Output all of the entries below precisely as written.

________________________

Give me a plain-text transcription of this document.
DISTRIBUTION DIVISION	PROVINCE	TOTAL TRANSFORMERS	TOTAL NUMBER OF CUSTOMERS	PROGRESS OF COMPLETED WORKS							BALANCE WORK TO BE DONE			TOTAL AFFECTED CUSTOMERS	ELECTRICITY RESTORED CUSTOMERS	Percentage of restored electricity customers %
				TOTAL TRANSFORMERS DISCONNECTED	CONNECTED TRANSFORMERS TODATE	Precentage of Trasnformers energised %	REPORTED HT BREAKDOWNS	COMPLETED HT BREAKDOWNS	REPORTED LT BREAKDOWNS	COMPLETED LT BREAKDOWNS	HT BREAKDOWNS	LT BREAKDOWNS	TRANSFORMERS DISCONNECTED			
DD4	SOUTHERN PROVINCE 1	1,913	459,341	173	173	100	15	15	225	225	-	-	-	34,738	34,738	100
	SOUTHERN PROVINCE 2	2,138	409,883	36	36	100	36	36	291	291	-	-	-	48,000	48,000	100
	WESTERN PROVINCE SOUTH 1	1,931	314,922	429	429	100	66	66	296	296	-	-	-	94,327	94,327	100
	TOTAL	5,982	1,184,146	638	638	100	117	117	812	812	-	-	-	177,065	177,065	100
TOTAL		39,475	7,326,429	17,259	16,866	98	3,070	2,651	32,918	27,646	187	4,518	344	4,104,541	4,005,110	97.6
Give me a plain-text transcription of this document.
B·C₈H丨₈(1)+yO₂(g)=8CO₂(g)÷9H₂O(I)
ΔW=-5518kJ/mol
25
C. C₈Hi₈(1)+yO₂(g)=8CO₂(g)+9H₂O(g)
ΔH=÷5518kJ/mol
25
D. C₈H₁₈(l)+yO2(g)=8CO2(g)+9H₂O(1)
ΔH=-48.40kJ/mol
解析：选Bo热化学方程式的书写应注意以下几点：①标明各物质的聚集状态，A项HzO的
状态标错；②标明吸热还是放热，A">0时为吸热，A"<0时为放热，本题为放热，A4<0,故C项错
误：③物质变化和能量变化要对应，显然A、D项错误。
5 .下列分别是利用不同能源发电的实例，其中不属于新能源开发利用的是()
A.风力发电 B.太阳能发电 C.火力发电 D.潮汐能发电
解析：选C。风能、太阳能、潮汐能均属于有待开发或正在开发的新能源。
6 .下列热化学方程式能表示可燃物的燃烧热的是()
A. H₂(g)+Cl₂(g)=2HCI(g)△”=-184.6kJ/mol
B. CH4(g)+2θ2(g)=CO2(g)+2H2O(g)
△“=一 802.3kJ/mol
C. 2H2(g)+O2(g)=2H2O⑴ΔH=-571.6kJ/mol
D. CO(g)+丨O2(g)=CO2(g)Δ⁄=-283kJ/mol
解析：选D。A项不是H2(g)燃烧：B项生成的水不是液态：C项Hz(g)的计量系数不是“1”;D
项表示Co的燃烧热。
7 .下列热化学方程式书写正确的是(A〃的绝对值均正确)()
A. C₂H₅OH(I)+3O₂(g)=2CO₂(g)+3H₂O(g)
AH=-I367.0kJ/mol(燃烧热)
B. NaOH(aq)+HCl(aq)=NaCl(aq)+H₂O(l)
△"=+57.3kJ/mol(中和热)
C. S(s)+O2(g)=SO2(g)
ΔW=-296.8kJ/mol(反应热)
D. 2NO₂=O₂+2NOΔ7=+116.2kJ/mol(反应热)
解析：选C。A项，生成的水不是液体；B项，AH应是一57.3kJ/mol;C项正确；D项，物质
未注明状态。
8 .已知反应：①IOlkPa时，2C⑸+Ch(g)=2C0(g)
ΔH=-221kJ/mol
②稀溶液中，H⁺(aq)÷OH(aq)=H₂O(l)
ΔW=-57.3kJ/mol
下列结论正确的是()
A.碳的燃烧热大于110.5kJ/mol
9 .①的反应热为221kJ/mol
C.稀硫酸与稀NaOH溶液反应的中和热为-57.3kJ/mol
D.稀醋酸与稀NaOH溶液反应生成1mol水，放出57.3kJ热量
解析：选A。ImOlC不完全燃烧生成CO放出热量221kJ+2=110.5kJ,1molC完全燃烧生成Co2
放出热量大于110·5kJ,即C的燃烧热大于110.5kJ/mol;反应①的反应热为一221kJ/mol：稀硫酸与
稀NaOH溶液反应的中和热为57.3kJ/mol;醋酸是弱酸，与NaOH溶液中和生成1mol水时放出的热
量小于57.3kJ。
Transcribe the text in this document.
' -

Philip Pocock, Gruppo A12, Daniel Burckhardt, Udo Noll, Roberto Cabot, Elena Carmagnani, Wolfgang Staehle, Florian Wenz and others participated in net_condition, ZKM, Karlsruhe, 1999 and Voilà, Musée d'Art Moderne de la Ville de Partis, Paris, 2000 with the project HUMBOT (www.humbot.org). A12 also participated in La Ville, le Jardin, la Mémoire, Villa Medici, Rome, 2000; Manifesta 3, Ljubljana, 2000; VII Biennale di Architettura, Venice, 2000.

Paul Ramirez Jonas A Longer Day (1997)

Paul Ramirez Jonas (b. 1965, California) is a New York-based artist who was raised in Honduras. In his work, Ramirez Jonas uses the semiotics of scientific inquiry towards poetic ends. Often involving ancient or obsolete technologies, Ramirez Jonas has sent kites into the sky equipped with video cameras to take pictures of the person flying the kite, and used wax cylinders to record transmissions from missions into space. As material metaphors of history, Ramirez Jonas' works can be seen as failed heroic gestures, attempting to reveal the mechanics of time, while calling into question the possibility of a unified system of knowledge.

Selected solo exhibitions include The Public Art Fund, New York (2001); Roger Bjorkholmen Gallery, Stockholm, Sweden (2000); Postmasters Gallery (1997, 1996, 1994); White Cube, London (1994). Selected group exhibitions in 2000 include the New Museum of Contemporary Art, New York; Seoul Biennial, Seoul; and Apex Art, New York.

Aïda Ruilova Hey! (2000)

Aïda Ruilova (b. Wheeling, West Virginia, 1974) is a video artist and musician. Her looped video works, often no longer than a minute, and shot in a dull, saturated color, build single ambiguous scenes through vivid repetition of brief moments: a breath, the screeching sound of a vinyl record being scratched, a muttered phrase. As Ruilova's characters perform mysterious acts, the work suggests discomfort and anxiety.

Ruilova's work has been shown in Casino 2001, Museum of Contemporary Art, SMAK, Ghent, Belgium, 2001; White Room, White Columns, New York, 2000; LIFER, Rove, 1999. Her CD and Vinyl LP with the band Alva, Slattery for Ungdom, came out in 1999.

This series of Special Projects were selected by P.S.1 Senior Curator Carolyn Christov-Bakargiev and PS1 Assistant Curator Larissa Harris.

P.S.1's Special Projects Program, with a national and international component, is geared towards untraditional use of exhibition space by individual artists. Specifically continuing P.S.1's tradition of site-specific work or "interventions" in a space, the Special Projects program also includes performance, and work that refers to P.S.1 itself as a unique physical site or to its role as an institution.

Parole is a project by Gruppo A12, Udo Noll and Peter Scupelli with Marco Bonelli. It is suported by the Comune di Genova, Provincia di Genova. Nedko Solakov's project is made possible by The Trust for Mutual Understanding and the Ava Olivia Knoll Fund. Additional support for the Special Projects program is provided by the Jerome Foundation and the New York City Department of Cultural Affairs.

________________________

Correct output –
Give me a plain-text transcription of this document.
DISTRIBUTION DIVISION	PROVINCE	TOTAL TRANSFORMERS	TOTAL NUMBER OF CUSTOMERS	PROGRESS OF COMPLETED WORKS							BALANCE WORK TO BE DONE			TOTAL AFFECTED CUSTOMERS	ELECTRICITY RESTORED CUSTOMERS	Percentage of restored electricity customers %
				TOTAL TRANSFORMERS DISCONNECTED	CONNECTED TRANSFORMERS TODATE	Precentage of Trasnformers energised %	REPORTED HT BREAKDOWNS	COMPLETED HT BREAKDOWNS	REPORTED LT BREAKDOWNS	COMPLETED LT BREAKDOWNS	HT BREAKDOWNS	LT BREAKDOWNS	TRANSFORMERS DISCONNECTED			
DD4	SOUTHERN PROVINCE 1	1,913	459,341	173	173	100	15	15	225	225	-	-	-	34,738	34,738	100
	SOUTHERN PROVINCE 2	2,138	409,883	36	36	100	36	36	291	291	-	-	-	48,000	48,000	100
	WESTERN PROVINCE SOUTH 1	1,931	314,922	429	429	100	66	66	296	296	-	-	-	94,327	94,327	100
	TOTAL	5,982	1,184,146	638	638	100	117	117	812	812	-	-	-	177,065	177,065	100
TOTAL		39,475	7,326,429	17,259	16,866	98	3,070	2,651	32,918	27,646	187	4,518	344	4,104,541	4,005,110	97.6
Give me a plain-text transcription of this document.
B·C₈H丨₈(1)+yO₂(g)=8CO₂(g)÷9H₂O(I)
ΔW=-5518kJ/mol
25
C. C₈Hi₈(1)+yO₂(g)=8CO₂(g)+9H₂O(g)
ΔH=÷5518kJ/mol
25
D. C₈H₁₈(l)+yO2(g)=8CO2(g)+9H₂O(1)
ΔH=-48.40kJ/mol
解析：选Bo热化学方程式的书写应注意以下几点：①标明各物质的聚集状态，A项HzO的
状态标错；②标明吸热还是放热，A">0时为吸热，A"<0时为放热，本题为放热，A4<0,故C项错
误：③物质变化和能量变化要对应，显然A、D项错误。
5 .下列分别是利用不同能源发电的实例，其中不属于新能源开发利用的是()
A.风力发电 B.太阳能发电 C.火力发电 D.潮汐能发电
解析：选C。风能、太阳能、潮汐能均属于有待开发或正在开发的新能源。
6 .下列热化学方程式能表示可燃物的燃烧热的是()
A. H₂(g)+Cl₂(g)=2HCI(g)△”=-184.6kJ/mol
B. CH4(g)+2θ2(g)=CO2(g)+2H2O(g)
△“=一 802.3kJ/mol
C. 2H2(g)+O2(g)=2H2O⑴ΔH=-571.6kJ/mol
D. CO(g)+丨O2(g)=CO2(g)Δ⁄=-283kJ/mol
解析：选D。A项不是H2(g)燃烧：B项生成的水不是液态：C项Hz(g)的计量系数不是“1”;D
项表示Co的燃烧热。
7 .下列热化学方程式书写正确的是(A〃的绝对值均正确)()
A. C₂H₅OH(I)+3O₂(g)=2CO₂(g)+3H₂O(g)
AH=-I367.0kJ/mol(燃烧热)
B. NaOH(aq)+HCl(aq)=NaCl(aq)+H₂O(l)
△"=+57.3kJ/mol(中和热)
C. S(s)+O2(g)=SO2(g)
ΔW=-296.8kJ/mol(反应热)
D. 2NO₂=O₂+2NOΔ7=+116.2kJ/mol(反应热)
解析：选C。A项，生成的水不是液体；B项，AH应是一57.3kJ/mol;C项正确；D项，物质
未注明状态。
8 .已知反应：①IOlkPa时，2C⑸+Ch(g)=2C0(g)
ΔH=-221kJ/mol
②稀溶液中，H⁺(aq)÷OH(aq)=H₂O(l)
ΔW=-57.3kJ/mol
下列结论正确的是()
A.碳的燃烧热大于110.5kJ/mol
9 .①的反应热为221kJ/mol
C.稀硫酸与稀NaOH溶液反应的中和热为-57.3kJ/mol
D.稀醋酸与稀NaOH溶液反应生成1mol水，放出57.3kJ热量
解析：选A。ImOlC不完全燃烧生成CO放出热量221kJ+2=110.5kJ,1molC完全燃烧生成Co2
放出热量大于110·5kJ,即C的燃烧热大于110.5kJ/mol;反应①的反应热为一221kJ/mol：稀硫酸与
稀NaOH溶液反应的中和热为57.3kJ/mol;醋酸是弱酸，与NaOH溶液中和生成1mol水时放出的热
量小于57.3kJ。
Transcribe the text in this document.
' -

Philip Pocock, Gruppo A12, Daniel Burckhardt, Udo Noll, Roberto Cabot, Elena Carmagnani, Wolfgang Staehle, Florian Wenz and others participated in net_condition, ZKM, Karlsruhe, 1999 and Voilà, Musée d'Art Moderne de la Ville de Partis, Paris, 2000 with the project HUMBOT (www.humbot.org). A12 also participated in La Ville, le Jardin, la Mémoire, Villa Medici, Rome, 2000; Manifesta 3, Ljubljana, 2000; VII Biennale di Architettura, Venice, 2000.

Paul Ramirez Jonas A Longer Day (1997)

Paul Ramirez Jonas (b. 1965, California) is a New York-based artist who was raised in Honduras. In his work, Ramirez Jonas uses the semiotics of scientific inquiry towards poetic ends. Often involving ancient or obsolete technologies, Ramirez Jonas has sent kites into the sky equipped with video cameras to take pictures of the person flying the kite, and used wax cylinders to record transmissions from missions into space. As material metaphors of history, Ramirez Jonas' works can be seen as failed heroic gestures, attempting to reveal the mechanics of time, while calling into question the possibility of a unified system of knowledge.

Selected solo exhibitions include The Public Art Fund, New York (2001); Roger Bjorkholmen Gallery, Stockholm, Sweden (2000); Postmasters Gallery (1997, 1996, 1994); White Cube, London (1994). Selected group exhibitions in 2000 include the New Museum of Contemporary Art, New York; Seoul Biennial, Seoul; and Apex Art, New York.

Aïda Ruilova Hey! (2000)

Aïda Ruilova (b. Wheeling, West Virginia, 1974) is a video artist and musician. Her looped video works, often no longer than a minute, and shot in a dull, saturated color, build single ambiguous scenes through vivid repetition of brief moments: a breath, the screeching sound of a vinyl record being scratched, a muttered phrase. As Ruilova's characters perform mysterious acts, the work suggests discomfort and anxiety.

Ruilova's work has been shown in Casino 2001, Museum of Contemporary Art, SMAK, Ghent, Belgium, 2001; White Room, White Columns, New York, 2000; LIFER, Rove, 1999. Her CD and Vinyl LP with the band Alva, Slattery for Ungdom, came out in 1999.

This series of Special Projects were selected by P.S.1 Senior Curator Carolyn Christov-Bakargiev and PS1 Assistant Curator Larissa Harris.

P.S.1's Special Projects Program, with a national and international component, is geared towards untraditional use of exhibition space by individual artists. Specifically continuing P.S.1's tradition of site-specific work or "interventions" in a space, the Special Projects program also includes performance, and work that refers to P.S.1 itself as a unique physical site or to its role as an institution.

Parole is a project by Gruppo A12, Udo Noll and Peter Scupelli with Marco Bonelli. It is suported by the Comune di Genova, Provincia di Genova. Nedko Solakov's project is made possible by The Trust for Mutual Understanding and the Ava Olivia Knoll Fund. Additional support for the Special Projects program is provided by the Jerome Foundation and the New York City Department of Cultural Affairs.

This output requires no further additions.